Begin

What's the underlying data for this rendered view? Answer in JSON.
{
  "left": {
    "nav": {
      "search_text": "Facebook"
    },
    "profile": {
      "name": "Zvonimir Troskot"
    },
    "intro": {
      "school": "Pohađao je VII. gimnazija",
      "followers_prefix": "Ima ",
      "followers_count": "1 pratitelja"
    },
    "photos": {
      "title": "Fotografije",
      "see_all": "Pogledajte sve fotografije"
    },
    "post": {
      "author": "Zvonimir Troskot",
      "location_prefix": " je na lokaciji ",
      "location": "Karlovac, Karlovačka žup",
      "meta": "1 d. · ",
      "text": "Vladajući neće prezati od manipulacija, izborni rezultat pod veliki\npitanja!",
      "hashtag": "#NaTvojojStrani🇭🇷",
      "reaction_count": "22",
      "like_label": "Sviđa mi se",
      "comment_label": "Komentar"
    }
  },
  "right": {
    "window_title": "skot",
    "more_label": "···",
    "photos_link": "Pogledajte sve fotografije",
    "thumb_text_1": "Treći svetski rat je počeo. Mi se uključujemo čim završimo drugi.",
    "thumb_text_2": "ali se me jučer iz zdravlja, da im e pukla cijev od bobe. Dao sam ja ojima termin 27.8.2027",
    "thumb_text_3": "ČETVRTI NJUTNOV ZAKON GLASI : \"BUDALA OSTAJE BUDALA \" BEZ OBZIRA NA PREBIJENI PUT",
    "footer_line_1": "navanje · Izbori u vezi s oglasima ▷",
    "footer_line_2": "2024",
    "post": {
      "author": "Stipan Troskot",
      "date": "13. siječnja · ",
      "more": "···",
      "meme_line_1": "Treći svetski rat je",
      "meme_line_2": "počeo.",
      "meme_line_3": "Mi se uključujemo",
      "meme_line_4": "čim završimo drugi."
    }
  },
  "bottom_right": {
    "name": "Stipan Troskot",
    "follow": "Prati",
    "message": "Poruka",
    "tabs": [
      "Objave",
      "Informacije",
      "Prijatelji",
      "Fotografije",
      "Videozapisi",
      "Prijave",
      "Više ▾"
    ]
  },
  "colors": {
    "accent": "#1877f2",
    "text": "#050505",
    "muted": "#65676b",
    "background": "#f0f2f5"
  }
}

End

Problem to solve. Return the lines above exactly, keeping every word.

Written answer.
What's the underlying data for this rendered view? Answer in JSON.
{
  "left": {
    "nav": {
      "search_text": "Facebook"
    },
    "profile": {
      "name": "Zvonimir Troskot"
    },
    "intro": {
      "school": "Pohađao je VII. gimnazija",
      "followers_prefix": "Ima ",
      "followers_count": "1 pratitelja"
    },
    "photos": {
      "title": "Fotografije",
      "see_all": "Pogledajte sve fotografije"
    },
    "post": {
      "author": "Zvonimir Troskot",
      "location_prefix": " je na lokaciji ",
      "location": "Karlovac, Karlovačka žup",
      "meta": "1 d. · ",
      "text": "Vladajući neće prezati od manipulacija, izborni rezultat pod veliki\npitanja!",
      "hashtag": "#NaTvojojStrani🇭🇷",
      "reaction_count": "22",
      "like_label": "Sviđa mi se",
      "comment_label": "Komentar"
    }
  },
  "right": {
    "window_title": "skot",
    "more_label": "···",
    "photos_link": "Pogledajte sve fotografije",
    "thumb_text_1": "Treći svetski rat je počeo. Mi se uključujemo čim završimo drugi.",
    "thumb_text_2": "ali se me jučer iz zdravlja, da im e pukla cijev od bobe. Dao sam ja ojima termin 27.8.2027",
    "thumb_text_3": "ČETVRTI NJUTNOV ZAKON GLASI : \"BUDALA OSTAJE BUDALA \" BEZ OBZIRA NA PREBIJENI PUT",
    "footer_line_1": "navanje · Izbori u vezi s oglasima ▷",
    "footer_line_2": "2024",
    "post": {
      "author": "Stipan Troskot",
      "date": "13. siječnja · ",
      "more": "···",
      "meme_line_1": "Treći svetski rat je",
      "meme_line_2": "počeo.",
      "meme_line_3": "Mi se uključujemo",
      "meme_line_4": "čim završimo drugi."
    }
  },
  "bottom_right": {
    "name": "Stipan Troskot",
    "follow": "Prati",
    "message": "Poruka",
    "tabs": [
      "Objave",
      "Informacije",
      "Prijatelji",
      "Fotografije",
      "Videozapisi",
      "Prijave",
      "Više ▾"
    ]
  },
  "colors": {
    "accent": "#1877f2",
    "text": "#050505",
    "muted": "#65676b",
    "background": "#f0f2f5"
  }
}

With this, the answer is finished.